[DIRECTIVES]:
(1) Render the records as a numbered list, running from their first line up to and including the line with "Text: 12:05: 12:05 [108, 89, 118, 120]", and leave out blank lines.
(2) Write the next part of the analyst call transcript, picking up after its final line.

[PAGE EXCERPT]:
%%
Our next question is coming from John McNulty from BMO Capital Markets.

John McNulty

analyst
#17

So the business in general seems like it's got some relative stability. I guess one of the questions I had was, you highlighted that the margin profile was pretty chunky with kind of mid-30s EBITDA type margins. How does that vary from periods of economics -- during periods of economic strength versus, say, kind of this type of environment? Like how much deviation do you get in the margin as you kind of look at it given the kind of the environment that we're in right now?

Michael Smith

executive
#18

So thanks for that question, John. We have seen a very good stability in that margin profile. When we acquired the business, as we said, it was sort of mid-30% EBITDA margins. Those gross margins held up well throughout the course of last year during the -- some challenging industrial times. And frankly, year-to-date, from a margin perspective, those margins are holding up. So we see good sustainability in the percent margin. So I think that speaks to the specialty nature of the product and the great job the team has done with that. And frankly, the overall -- the market structure for this industry is one that I think is -- also helps that sustainability. And so our job is to make sure that we keep those high margins as we seek to grow the business in some of the areas that Stephen has highlighted for future -- further market adoption.

John McNulty

analyst
#19

Got it. No, that's helpful. And then I guess when you think about the cost curve versus competitive or substitute products, I guess, how much does moving oil either up or down influence that? Because I would imagine a lot of your -- a lot of the competitive or substitutable products are also somewhat tied into the petchem market. So I would think that's stable, but I guess I'd be curious to your thoughts on that.

Michael Smith

executive
#20

Yes, John, so I think, first off, and I'm going to let Stephen make some additional comments. The substitute products are very sort of application sort of specific. So I know Stephen and his team are very conscious of making sure that they understand the substitute nature by application and then where -- based on that application, there are substitute products that may be significantly impacted, as you indicate by the raw material input costs that are currently in a low environment. So I think that's sort of the general way we approach this to make sure that we keep strong positions in -- where we want to grow. So Stephen, I don't know if you want to add anything kind of more specific to that?
%%
[PROVIDED INFORMATION]:
%%
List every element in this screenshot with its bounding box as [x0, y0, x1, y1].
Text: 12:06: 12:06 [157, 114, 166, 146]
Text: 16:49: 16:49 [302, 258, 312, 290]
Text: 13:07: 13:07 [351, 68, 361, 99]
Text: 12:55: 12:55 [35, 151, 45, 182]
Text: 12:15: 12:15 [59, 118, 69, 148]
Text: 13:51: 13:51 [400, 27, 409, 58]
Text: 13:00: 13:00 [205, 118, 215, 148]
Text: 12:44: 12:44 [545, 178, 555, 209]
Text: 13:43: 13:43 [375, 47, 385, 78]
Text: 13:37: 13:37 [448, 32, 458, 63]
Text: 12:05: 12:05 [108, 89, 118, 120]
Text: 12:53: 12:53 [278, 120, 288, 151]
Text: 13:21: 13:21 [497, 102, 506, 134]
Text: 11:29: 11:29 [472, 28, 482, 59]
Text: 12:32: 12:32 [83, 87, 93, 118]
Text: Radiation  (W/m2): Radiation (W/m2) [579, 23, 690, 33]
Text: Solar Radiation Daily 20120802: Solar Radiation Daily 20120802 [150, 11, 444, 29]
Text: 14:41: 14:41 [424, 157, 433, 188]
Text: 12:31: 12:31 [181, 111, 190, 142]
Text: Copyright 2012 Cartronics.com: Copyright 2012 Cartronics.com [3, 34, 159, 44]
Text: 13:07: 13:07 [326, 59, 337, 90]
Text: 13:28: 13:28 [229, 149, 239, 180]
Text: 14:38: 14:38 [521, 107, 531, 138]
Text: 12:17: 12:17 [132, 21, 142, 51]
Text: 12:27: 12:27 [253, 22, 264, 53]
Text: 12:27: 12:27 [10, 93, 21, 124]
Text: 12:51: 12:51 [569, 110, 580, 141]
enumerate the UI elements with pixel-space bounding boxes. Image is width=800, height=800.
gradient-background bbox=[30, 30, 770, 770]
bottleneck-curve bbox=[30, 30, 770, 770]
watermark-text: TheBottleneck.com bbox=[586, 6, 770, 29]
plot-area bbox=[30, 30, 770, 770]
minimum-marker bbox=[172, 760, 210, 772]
%%
[PER-TASK OUTPUTS]:
(1)
1. List every element in this screenshot with its bounding box as [x0, y0, x1, y1].
2. Text: 12:06: 12:06 [157, 114, 166, 146]
3. Text: 16:49: 16:49 [302, 258, 312, 290]
4. Text: 13:07: 13:07 [351, 68, 361, 99]
5. Text: 12:55: 12:55 [35, 151, 45, 182]
6. Text: 12:15: 12:15 [59, 118, 69, 148]
7. Text: 13:51: 13:51 [400, 27, 409, 58]
8. Text: 13:00: 13:00 [205, 118, 215, 148]
9. Text: 12:44: 12:44 [545, 178, 555, 209]
10. Text: 13:43: 13:43 [375, 47, 385, 78]
11. Text: 13:37: 13:37 [448, 32, 458, 63]
12. Text: 12:05: 12:05 [108, 89, 118, 120]

(2)
Stephen Lewis

executive
#21

Yes. In fact, it's a very good question. I mean it's a complex one to answer actually. But yes, when I look at the substitutes that are available and some of them are impacted by changes in oil pricing as well, but I think the thing to remember with some of these substitutes is they also implement a value pricing scheme. So whether there is -- a substitute is not going to have one price for all applications. And I think what we are very good at in the business is understanding the downstream applications in which we work and what value our customers and their customers get from utilizing Capa in some of these particular applications. So we always look to specific applications and say, where does the price need to be until a substitute becomes very attractive. So the situation can be actually quite dynamic. And by having that knowledge of the downstream applications, we are able to have sustainable sales into some of these areas.

John McNulty

analyst
#22

Got it. That's helpful. And then I guess the last question that I had is just when -- I guess it was on Slide 20, you kind of showed the relative share that caprolactones have versus the addressable market. I guess, what do you need -- like let's take bioplastics as an example where the share is really thin. What do you need? Or how do you push that to gain the share? I mean caprolactones has been around for a while. So I would think there's knowledge that they're out there. So I guess what do you have to do to actually get that penetration rate higher and to accelerate the overall growth of the platform? And it doesn't have to be bioplastics, I mean, if you want to speak to the other 3 segments as well. That's helpful. But whatever you think would be helpful.

Michael Smith

executive
#23

Yes. So John, thanks for that question. We have been working on some of those applications and with leading customers for a while. So I'm just going to let Stephen add a little bit more color to -- in terms of what we're doing to increase those penetration rates?

Stephen Lewis

executive
#24

Yes. I think if I look at bioplastics first, clearly, consumer wisdom saying, but we don't want single-use plastics. We want recyclability. We want compostable products. That is clearly going to drive the demand of biomaterials. But these biomaterials need improved processing and performance in the marketplace. So -- and that would actually then mean a position for caprolactone. So some of it will be customer-driven -- sorry, consumer-driven, some of it may be regulatory-driven. And some of it will be driven by a larger number of end users or any customers starting to get into this business as well. So that's really what's going to drive the further penetration of caprolactone in bioplastics. Looking at the other 3 areas, it really is just the case of more of the same of what we've been doing over recent years and aligning with the key market users, the people who are spearheading these downstream markets and just listening to the voice of the customer and being in the right place at the right time, and being their partner of choice when they have a technical problem to solve, that's historically how we've grown. And by putting our innovation and new business development activities in that area, I'm convinced that we will continue to do that.

Operator

operator
#25

Our next question today is coming from Jon Tanwanteng from CJS Securities.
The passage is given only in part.